__Exercise brief__: Leave out the pictures and reproduce all of the data exactly.

START

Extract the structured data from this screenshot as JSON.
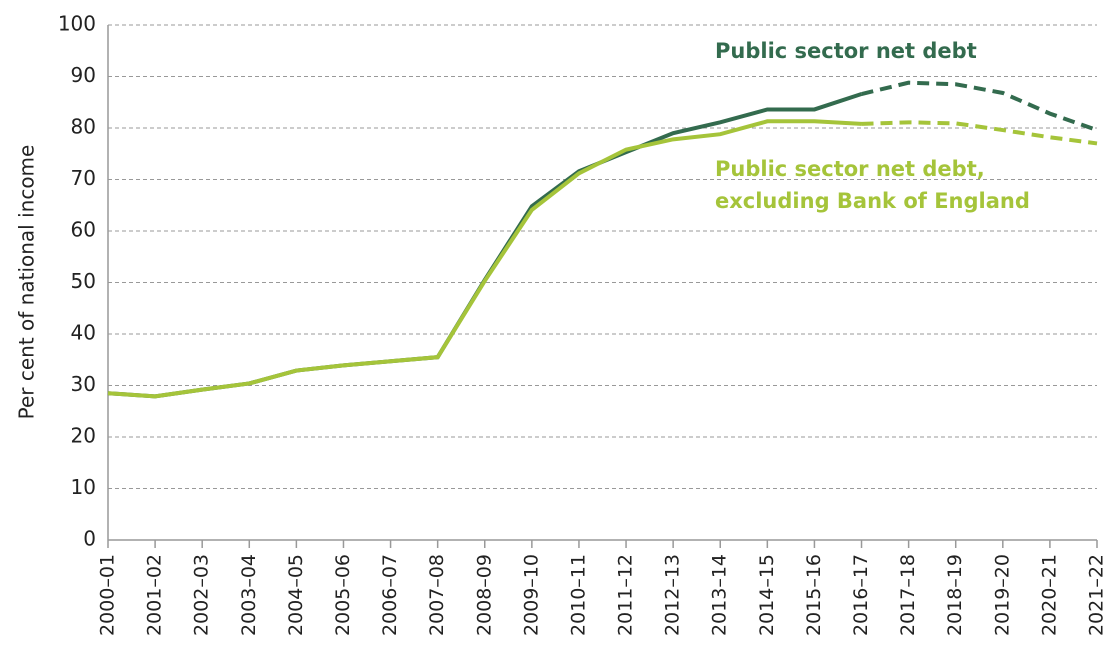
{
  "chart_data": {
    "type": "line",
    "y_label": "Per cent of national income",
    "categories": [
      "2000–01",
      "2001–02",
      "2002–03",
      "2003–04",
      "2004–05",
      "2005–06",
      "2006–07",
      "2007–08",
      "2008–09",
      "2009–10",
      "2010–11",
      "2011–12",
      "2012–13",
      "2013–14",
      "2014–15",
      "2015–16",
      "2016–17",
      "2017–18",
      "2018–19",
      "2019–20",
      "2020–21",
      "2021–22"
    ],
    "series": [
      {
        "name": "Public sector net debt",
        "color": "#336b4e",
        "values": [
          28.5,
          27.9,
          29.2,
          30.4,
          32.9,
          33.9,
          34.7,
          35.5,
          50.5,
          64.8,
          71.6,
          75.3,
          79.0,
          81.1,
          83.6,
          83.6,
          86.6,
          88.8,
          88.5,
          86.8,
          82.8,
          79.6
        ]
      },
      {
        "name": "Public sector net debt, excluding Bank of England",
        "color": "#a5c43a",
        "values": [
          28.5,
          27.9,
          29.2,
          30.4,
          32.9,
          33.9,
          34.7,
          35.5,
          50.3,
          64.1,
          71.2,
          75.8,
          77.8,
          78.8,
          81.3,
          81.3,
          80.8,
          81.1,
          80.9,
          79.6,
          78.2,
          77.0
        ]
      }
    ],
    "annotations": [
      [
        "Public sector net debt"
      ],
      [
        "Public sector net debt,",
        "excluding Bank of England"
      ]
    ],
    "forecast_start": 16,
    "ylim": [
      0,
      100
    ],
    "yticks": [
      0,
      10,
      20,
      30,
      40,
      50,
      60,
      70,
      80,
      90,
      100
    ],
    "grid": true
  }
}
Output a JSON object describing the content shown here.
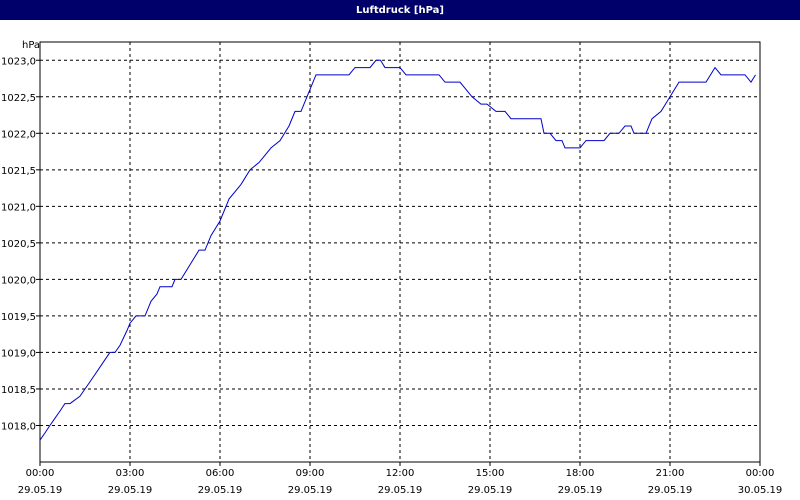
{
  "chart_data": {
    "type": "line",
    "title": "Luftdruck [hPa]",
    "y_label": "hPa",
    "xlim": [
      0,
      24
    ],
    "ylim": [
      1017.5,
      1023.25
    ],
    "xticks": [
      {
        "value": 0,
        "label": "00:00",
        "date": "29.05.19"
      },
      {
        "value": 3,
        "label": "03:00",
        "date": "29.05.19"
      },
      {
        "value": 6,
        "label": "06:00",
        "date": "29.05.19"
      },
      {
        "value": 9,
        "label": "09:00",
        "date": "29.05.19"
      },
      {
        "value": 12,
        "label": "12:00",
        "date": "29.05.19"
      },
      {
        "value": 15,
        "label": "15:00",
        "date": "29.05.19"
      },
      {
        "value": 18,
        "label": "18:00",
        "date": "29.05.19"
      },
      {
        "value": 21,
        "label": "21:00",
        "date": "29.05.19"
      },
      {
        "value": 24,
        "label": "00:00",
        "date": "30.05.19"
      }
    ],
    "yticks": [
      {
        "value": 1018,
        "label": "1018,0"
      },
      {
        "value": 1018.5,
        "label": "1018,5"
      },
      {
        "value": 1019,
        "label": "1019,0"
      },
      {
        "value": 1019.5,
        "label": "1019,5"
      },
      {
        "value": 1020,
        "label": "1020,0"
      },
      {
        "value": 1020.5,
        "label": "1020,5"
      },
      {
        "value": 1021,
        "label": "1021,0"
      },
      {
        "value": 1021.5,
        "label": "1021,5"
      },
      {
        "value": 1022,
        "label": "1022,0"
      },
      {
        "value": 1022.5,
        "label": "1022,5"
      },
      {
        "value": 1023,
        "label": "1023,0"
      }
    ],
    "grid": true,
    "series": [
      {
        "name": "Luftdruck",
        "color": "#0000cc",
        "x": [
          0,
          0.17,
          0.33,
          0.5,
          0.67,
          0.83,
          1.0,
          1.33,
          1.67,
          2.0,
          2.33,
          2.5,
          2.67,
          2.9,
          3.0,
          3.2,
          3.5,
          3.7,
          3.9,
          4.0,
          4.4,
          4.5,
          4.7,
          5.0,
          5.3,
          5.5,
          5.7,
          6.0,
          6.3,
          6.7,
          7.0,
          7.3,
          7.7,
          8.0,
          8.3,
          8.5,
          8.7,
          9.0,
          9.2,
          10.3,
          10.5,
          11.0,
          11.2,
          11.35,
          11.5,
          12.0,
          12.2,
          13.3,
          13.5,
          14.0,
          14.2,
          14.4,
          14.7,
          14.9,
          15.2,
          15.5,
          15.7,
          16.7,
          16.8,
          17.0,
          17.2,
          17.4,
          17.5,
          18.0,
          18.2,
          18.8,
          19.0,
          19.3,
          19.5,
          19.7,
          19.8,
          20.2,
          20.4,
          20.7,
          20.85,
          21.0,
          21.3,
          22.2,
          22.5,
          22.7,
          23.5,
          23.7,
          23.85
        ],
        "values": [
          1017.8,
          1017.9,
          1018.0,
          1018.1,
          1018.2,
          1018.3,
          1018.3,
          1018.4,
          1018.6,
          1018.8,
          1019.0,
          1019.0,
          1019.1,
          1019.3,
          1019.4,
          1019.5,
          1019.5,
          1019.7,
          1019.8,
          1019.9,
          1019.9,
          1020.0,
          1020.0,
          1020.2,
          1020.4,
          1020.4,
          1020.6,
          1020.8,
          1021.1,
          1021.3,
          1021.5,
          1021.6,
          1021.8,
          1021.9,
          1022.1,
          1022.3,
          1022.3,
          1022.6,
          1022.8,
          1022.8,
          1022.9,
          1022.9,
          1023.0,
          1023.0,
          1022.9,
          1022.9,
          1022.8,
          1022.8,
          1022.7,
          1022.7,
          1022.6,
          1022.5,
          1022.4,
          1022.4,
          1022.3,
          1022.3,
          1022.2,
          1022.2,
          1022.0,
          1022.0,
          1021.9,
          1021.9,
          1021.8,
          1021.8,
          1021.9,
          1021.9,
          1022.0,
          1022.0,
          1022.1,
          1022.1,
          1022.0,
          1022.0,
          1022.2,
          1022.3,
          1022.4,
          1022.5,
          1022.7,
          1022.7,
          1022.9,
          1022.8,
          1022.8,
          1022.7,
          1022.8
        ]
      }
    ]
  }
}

END

__Correct response__:
Extract the structured data from this screenshot as JSON.
{
  "chart_data": {
    "type": "line",
    "y_label": "Per cent of national income",
    "categories": [
      "2000–01",
      "2001–02",
      "2002–03",
      "2003–04",
      "2004–05",
      "2005–06",
      "2006–07",
      "2007–08",
      "2008–09",
      "2009–10",
      "2010–11",
      "2011–12",
      "2012–13",
      "2013–14",
      "2014–15",
      "2015–16",
      "2016–17",
      "2017–18",
      "2018–19",
      "2019–20",
      "2020–21",
      "2021–22"
    ],
    "series": [
      {
        "name": "Public sector net debt",
        "color": "#336b4e",
        "values": [
          28.5,
          27.9,
          29.2,
          30.4,
          32.9,
          33.9,
          34.7,
          35.5,
          50.5,
          64.8,
          71.6,
          75.3,
          79.0,
          81.1,
          83.6,
          83.6,
          86.6,
          88.8,
          88.5,
          86.8,
          82.8,
          79.6
        ]
      },
      {
        "name": "Public sector net debt, excluding Bank of England",
        "color": "#a5c43a",
        "values": [
          28.5,
          27.9,
          29.2,
          30.4,
          32.9,
          33.9,
          34.7,
          35.5,
          50.3,
          64.1,
          71.2,
          75.8,
          77.8,
          78.8,
          81.3,
          81.3,
          80.8,
          81.1,
          80.9,
          79.6,
          78.2,
          77.0
        ]
      }
    ],
    "annotations": [
      [
        "Public sector net debt"
      ],
      [
        "Public sector net debt,",
        "excluding Bank of England"
      ]
    ],
    "forecast_start": 16,
    "ylim": [
      0,
      100
    ],
    "yticks": [
      0,
      10,
      20,
      30,
      40,
      50,
      60,
      70,
      80,
      90,
      100
    ],
    "grid": true
  }
}
Output a JSON object describing the content shown here.
{
  "chart_data": {
    "type": "line",
    "title": "Luftdruck [hPa]",
    "y_label": "hPa",
    "xlim": [
      0,
      24
    ],
    "ylim": [
      1017.5,
      1023.25
    ],
    "xticks": [
      {
        "value": 0,
        "label": "00:00",
        "date": "29.05.19"
      },
      {
        "value": 3,
        "label": "03:00",
        "date": "29.05.19"
      },
      {
        "value": 6,
        "label": "06:00",
        "date": "29.05.19"
      },
      {
        "value": 9,
        "label": "09:00",
        "date": "29.05.19"
      },
      {
        "value": 12,
        "label": "12:00",
        "date": "29.05.19"
      },
      {
        "value": 15,
        "label": "15:00",
        "date": "29.05.19"
      },
      {
        "value": 18,
        "label": "18:00",
        "date": "29.05.19"
      },
      {
        "value": 21,
        "label": "21:00",
        "date": "29.05.19"
      },
      {
        "value": 24,
        "label": "00:00",
        "date": "30.05.19"
      }
    ],
    "yticks": [
      {
        "value": 1018,
        "label": "1018,0"
      },
      {
        "value": 1018.5,
        "label": "1018,5"
      },
      {
        "value": 1019,
        "label": "1019,0"
      },
      {
        "value": 1019.5,
        "label": "1019,5"
      },
      {
        "value": 1020,
        "label": "1020,0"
      },
      {
        "value": 1020.5,
        "label": "1020,5"
      },
      {
        "value": 1021,
        "label": "1021,0"
      },
      {
        "value": 1021.5,
        "label": "1021,5"
      },
      {
        "value": 1022,
        "label": "1022,0"
      },
      {
        "value": 1022.5,
        "label": "1022,5"
      },
      {
        "value": 1023,
        "label": "1023,0"
      }
    ],
    "grid": true,
    "series": [
      {
        "name": "Luftdruck",
        "color": "#0000cc",
        "x": [
          0,
          0.17,
          0.33,
          0.5,
          0.67,
          0.83,
          1.0,
          1.33,
          1.67,
          2.0,
          2.33,
          2.5,
          2.67,
          2.9,
          3.0,
          3.2,
          3.5,
          3.7,
          3.9,
          4.0,
          4.4,
          4.5,
          4.7,
          5.0,
          5.3,
          5.5,
          5.7,
          6.0,
          6.3,
          6.7,
          7.0,
          7.3,
          7.7,
          8.0,
          8.3,
          8.5,
          8.7,
          9.0,
          9.2,
          10.3,
          10.5,
          11.0,
          11.2,
          11.35,
          11.5,
          12.0,
          12.2,
          13.3,
          13.5,
          14.0,
          14.2,
          14.4,
          14.7,
          14.9,
          15.2,
          15.5,
          15.7,
          16.7,
          16.8,
          17.0,
          17.2,
          17.4,
          17.5,
          18.0,
          18.2,
          18.8,
          19.0,
          19.3,
          19.5,
          19.7,
          19.8,
          20.2,
          20.4,
          20.7,
          20.85,
          21.0,
          21.3,
          22.2,
          22.5,
          22.7,
          23.5,
          23.7,
          23.85
        ],
        "values": [
          1017.8,
          1017.9,
          1018.0,
          1018.1,
          1018.2,
          1018.3,
          1018.3,
          1018.4,
          1018.6,
          1018.8,
          1019.0,
          1019.0,
          1019.1,
          1019.3,
          1019.4,
          1019.5,
          1019.5,
          1019.7,
          1019.8,
          1019.9,
          1019.9,
          1020.0,
          1020.0,
          1020.2,
          1020.4,
          1020.4,
          1020.6,
          1020.8,
          1021.1,
          1021.3,
          1021.5,
          1021.6,
          1021.8,
          1021.9,
          1022.1,
          1022.3,
          1022.3,
          1022.6,
          1022.8,
          1022.8,
          1022.9,
          1022.9,
          1023.0,
          1023.0,
          1022.9,
          1022.9,
          1022.8,
          1022.8,
          1022.7,
          1022.7,
          1022.6,
          1022.5,
          1022.4,
          1022.4,
          1022.3,
          1022.3,
          1022.2,
          1022.2,
          1022.0,
          1022.0,
          1021.9,
          1021.9,
          1021.8,
          1021.8,
          1021.9,
          1021.9,
          1022.0,
          1022.0,
          1022.1,
          1022.1,
          1022.0,
          1022.0,
          1022.2,
          1022.3,
          1022.4,
          1022.5,
          1022.7,
          1022.7,
          1022.9,
          1022.8,
          1022.8,
          1022.7,
          1022.8
        ]
      }
    ]
  }
}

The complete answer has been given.